Copy out each line of the material below that holds the string "dirt".

-=-=-

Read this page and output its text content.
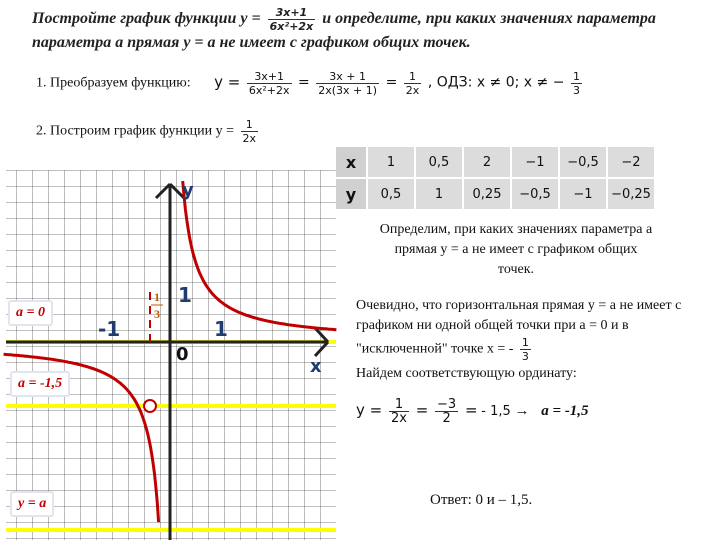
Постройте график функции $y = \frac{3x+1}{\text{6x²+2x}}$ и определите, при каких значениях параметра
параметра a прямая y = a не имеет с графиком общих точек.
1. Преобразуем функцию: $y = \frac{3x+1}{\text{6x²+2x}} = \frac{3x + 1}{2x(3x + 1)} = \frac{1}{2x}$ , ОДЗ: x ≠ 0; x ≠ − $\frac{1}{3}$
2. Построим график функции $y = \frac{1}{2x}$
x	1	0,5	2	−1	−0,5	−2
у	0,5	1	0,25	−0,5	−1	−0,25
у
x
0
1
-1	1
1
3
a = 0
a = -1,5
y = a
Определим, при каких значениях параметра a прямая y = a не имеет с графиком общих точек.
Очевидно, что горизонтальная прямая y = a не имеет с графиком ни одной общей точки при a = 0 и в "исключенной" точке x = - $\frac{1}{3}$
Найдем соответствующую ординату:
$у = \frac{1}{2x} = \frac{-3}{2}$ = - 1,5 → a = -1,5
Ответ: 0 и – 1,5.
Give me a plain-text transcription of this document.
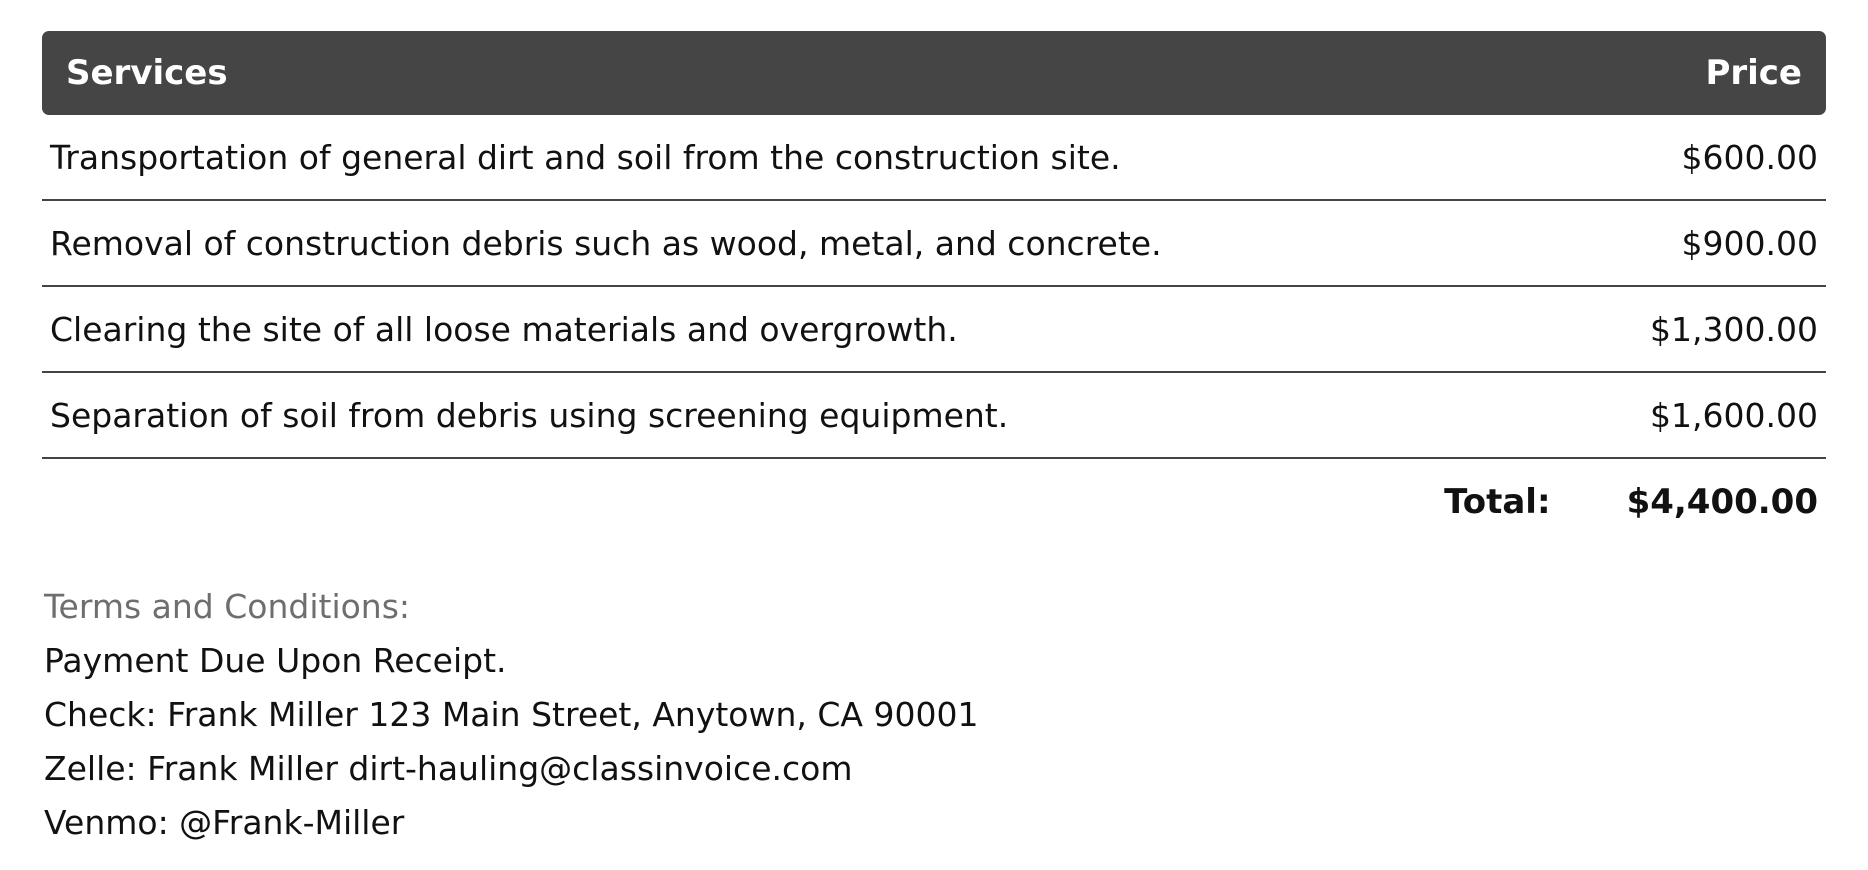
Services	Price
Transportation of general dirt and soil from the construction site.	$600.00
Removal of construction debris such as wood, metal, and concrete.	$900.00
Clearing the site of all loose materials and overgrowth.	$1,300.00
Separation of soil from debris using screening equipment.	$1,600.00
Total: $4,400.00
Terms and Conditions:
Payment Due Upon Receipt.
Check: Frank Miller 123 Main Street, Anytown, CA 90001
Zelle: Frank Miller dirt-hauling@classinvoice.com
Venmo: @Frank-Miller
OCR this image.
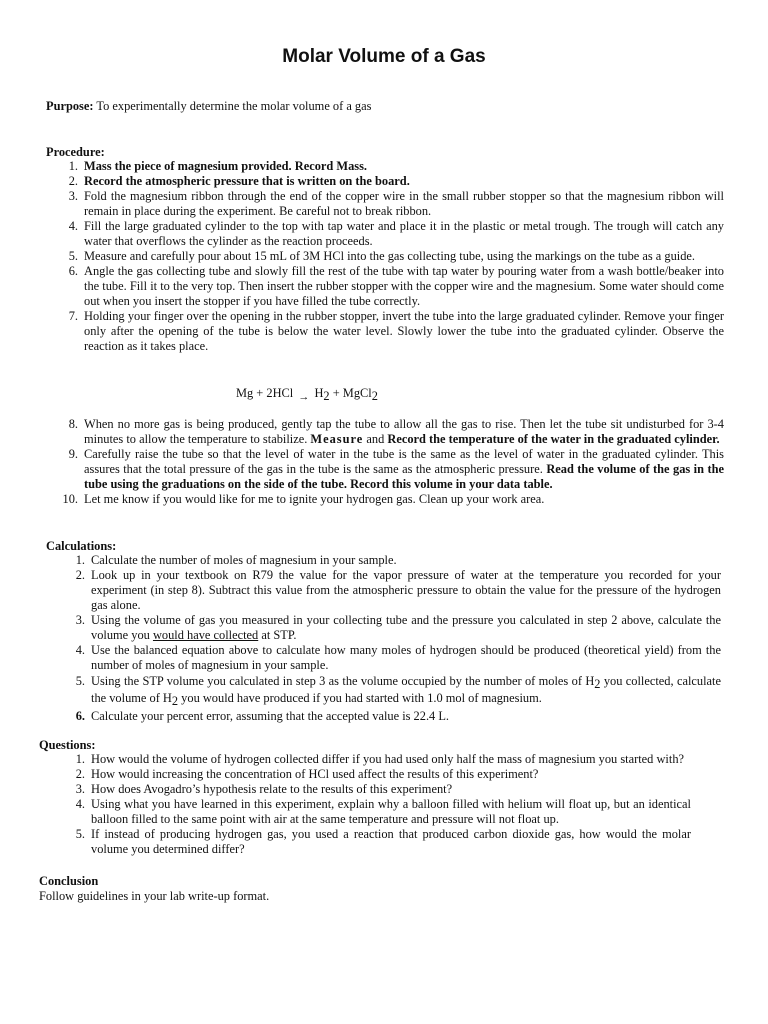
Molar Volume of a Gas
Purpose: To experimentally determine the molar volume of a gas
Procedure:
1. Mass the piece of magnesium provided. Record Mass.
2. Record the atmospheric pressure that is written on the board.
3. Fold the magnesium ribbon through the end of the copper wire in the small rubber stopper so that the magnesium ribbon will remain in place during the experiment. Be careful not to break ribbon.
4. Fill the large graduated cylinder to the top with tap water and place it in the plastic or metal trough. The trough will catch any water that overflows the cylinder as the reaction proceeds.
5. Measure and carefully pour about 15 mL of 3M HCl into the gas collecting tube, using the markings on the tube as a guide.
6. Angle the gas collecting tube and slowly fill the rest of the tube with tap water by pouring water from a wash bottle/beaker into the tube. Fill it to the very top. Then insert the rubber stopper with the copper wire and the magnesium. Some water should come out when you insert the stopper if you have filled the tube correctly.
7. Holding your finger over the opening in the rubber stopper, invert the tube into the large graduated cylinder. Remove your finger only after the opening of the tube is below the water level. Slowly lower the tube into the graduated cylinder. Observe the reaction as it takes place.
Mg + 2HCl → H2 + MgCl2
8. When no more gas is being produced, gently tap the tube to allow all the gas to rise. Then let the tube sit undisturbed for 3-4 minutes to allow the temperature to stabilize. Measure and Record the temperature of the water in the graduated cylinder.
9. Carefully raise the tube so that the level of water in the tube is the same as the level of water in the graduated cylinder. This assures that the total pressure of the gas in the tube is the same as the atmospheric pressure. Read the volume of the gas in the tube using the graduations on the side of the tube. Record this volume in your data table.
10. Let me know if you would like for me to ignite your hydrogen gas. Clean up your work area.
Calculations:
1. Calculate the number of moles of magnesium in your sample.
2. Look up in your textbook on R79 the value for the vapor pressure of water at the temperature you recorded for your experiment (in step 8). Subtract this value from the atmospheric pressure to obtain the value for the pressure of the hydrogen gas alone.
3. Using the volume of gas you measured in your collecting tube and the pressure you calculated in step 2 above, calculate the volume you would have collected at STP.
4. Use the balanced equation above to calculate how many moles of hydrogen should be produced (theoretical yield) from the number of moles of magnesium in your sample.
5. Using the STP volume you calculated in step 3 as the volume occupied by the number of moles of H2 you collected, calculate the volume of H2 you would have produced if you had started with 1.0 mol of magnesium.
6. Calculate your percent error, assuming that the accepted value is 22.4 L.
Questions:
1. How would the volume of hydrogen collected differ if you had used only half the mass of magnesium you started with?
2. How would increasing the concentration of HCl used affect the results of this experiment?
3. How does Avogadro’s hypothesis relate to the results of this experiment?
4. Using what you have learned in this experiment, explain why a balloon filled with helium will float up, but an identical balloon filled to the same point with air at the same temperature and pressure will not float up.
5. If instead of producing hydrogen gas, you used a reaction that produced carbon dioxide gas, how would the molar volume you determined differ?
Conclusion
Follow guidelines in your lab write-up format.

-=-=-

- [RESULT FOR THIS TASK]
Transportation of general dirt and soil from the construction site.	$600.00
Zelle: Frank Miller dirt-hauling@classinvoice.com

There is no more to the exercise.